— BEGIN DATA FOR THIS TASK —

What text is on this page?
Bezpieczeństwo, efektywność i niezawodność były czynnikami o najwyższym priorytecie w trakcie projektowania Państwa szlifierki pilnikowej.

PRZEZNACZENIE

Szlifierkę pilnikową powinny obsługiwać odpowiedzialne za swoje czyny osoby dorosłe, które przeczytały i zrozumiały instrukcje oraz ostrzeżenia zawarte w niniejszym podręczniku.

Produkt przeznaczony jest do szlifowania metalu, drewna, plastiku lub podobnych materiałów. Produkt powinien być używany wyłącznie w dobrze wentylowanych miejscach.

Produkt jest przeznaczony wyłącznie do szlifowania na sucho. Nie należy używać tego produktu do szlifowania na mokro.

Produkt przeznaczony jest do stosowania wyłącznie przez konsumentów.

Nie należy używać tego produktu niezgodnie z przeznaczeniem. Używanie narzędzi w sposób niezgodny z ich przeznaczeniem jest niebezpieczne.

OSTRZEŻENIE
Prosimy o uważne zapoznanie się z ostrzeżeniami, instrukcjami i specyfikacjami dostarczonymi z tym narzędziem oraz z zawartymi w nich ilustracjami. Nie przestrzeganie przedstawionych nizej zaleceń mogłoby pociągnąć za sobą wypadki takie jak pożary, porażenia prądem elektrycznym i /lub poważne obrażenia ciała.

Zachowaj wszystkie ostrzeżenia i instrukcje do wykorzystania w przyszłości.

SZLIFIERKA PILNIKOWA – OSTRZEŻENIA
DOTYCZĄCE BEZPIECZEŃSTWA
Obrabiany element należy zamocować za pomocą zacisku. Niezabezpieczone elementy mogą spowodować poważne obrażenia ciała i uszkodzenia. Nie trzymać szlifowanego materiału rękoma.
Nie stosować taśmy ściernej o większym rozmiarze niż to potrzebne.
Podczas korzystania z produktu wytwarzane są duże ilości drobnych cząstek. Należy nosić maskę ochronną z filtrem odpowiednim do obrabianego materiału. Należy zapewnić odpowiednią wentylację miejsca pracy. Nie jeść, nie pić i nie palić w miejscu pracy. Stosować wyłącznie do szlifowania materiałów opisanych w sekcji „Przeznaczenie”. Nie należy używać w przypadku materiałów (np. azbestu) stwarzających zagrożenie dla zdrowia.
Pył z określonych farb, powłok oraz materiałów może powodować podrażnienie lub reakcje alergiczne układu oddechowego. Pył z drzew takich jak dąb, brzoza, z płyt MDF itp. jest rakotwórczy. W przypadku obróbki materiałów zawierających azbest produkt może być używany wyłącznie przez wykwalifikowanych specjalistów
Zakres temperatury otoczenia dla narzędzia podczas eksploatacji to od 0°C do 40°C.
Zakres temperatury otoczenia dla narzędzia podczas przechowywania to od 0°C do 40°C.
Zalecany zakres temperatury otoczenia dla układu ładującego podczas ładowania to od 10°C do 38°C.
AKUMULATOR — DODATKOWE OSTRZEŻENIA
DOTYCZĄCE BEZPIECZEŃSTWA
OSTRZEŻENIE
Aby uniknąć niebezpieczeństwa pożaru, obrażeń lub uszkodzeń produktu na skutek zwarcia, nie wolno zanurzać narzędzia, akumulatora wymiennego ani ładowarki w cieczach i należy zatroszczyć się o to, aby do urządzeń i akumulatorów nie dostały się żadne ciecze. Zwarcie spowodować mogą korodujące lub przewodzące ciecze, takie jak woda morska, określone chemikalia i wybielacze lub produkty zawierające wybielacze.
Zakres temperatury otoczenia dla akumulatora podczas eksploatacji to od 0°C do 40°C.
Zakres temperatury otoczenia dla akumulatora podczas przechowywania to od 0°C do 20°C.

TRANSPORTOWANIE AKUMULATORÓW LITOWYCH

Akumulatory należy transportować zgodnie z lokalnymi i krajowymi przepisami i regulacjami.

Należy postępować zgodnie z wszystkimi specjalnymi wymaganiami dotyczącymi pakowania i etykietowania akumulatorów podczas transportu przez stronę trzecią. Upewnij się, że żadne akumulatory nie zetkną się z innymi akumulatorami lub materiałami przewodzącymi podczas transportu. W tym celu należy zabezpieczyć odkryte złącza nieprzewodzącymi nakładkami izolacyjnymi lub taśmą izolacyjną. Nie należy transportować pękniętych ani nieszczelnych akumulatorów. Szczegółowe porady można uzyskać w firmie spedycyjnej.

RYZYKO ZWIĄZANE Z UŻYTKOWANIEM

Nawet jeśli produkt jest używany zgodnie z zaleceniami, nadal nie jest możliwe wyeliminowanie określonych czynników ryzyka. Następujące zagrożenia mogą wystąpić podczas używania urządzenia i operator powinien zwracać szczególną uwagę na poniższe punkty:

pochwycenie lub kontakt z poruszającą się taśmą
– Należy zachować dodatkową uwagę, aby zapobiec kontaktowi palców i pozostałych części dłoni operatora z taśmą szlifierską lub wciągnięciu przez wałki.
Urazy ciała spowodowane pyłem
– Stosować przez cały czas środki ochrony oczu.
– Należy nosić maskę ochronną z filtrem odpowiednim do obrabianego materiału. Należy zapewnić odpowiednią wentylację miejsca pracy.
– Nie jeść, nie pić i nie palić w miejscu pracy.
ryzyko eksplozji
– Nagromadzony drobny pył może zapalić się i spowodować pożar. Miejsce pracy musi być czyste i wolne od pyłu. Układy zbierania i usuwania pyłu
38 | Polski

— END DATA FOR THIS TASK —
— BEGIN DATA FOR THIS TASK —

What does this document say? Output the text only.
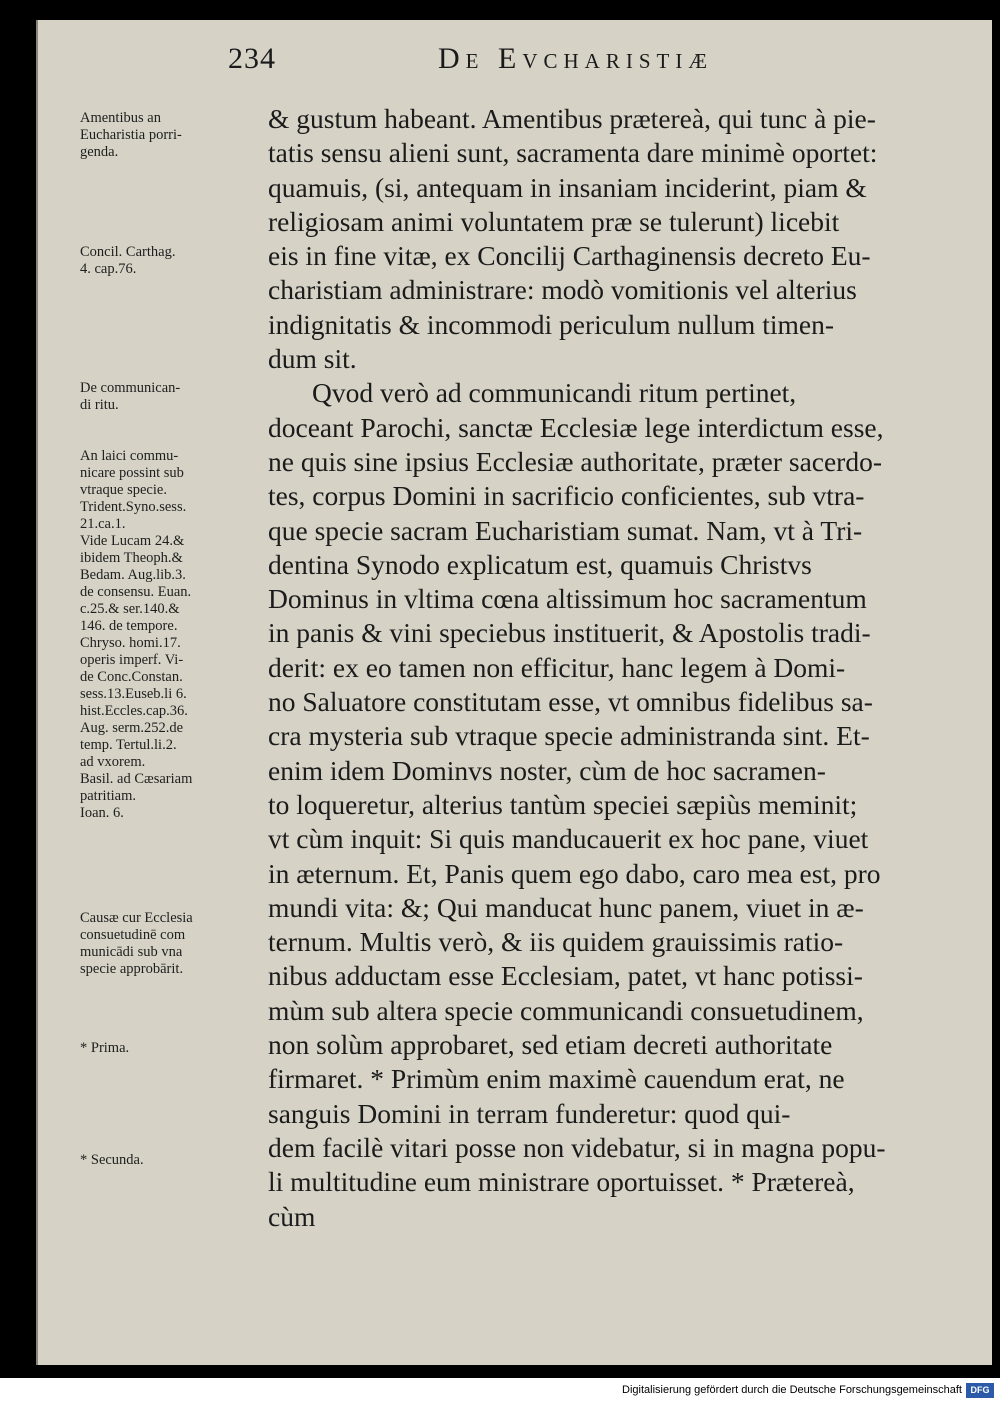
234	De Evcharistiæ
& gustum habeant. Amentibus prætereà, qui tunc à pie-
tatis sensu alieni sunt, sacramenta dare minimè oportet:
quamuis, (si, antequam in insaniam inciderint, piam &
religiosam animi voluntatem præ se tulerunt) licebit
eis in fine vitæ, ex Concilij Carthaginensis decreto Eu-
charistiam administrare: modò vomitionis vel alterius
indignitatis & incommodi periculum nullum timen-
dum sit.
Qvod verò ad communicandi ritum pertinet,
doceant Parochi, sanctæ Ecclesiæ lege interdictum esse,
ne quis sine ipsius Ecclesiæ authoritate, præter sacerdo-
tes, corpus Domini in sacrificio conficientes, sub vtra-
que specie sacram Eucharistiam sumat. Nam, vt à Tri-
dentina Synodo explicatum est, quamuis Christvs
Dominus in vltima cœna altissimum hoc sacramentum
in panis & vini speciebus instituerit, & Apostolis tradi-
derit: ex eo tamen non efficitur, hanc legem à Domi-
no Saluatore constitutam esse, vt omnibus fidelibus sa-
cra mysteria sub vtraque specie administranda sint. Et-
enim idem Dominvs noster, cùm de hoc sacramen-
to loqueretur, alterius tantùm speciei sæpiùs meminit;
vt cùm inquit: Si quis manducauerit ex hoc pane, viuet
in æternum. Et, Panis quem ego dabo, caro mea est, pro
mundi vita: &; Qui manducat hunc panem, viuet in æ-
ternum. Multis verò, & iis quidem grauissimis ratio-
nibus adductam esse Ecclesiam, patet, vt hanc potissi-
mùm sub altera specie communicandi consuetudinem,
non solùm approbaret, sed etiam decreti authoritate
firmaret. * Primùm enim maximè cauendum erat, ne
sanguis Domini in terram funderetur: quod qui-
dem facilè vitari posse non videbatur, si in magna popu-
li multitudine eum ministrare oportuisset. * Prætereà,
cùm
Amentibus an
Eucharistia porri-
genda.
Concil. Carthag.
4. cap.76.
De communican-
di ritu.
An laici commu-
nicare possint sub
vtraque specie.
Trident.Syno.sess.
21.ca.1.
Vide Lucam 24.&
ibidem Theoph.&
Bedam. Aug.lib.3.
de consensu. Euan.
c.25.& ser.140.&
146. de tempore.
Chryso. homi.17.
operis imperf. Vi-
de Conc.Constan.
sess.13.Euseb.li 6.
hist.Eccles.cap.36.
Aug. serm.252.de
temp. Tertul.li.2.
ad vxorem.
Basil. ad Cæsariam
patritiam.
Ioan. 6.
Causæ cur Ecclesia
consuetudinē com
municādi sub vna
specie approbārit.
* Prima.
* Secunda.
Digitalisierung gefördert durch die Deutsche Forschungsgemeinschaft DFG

— END DATA FOR THIS TASK —

> AIM: Look through the material above and pick out each line holding the word "używany".

> PROBLEM SOLUTION:
Produkt przeznaczony jest do szlifowania metalu, drewna, plastiku lub podobnych materiałów. Produkt powinien być używany wyłącznie w dobrze wentylowanych miejscach.
Pył z określonych farb, powłok oraz materiałów może powodować podrażnienie lub reakcje alergiczne układu oddechowego. Pył z drzew takich jak dąb, brzoza, z płyt MDF itp. jest rakotwórczy. W przypadku obróbki materiałów zawierających azbest produkt może być używany wyłącznie przez wykwalifikowanych specjalistów
Nawet jeśli produkt jest używany zgodnie z zaleceniami, nadal nie jest możliwe wyeliminowanie określonych czynników ryzyka. Następujące zagrożenia mogą wystąpić podczas używania urządzenia i operator powinien zwracać szczególną uwagę na poniższe punkty:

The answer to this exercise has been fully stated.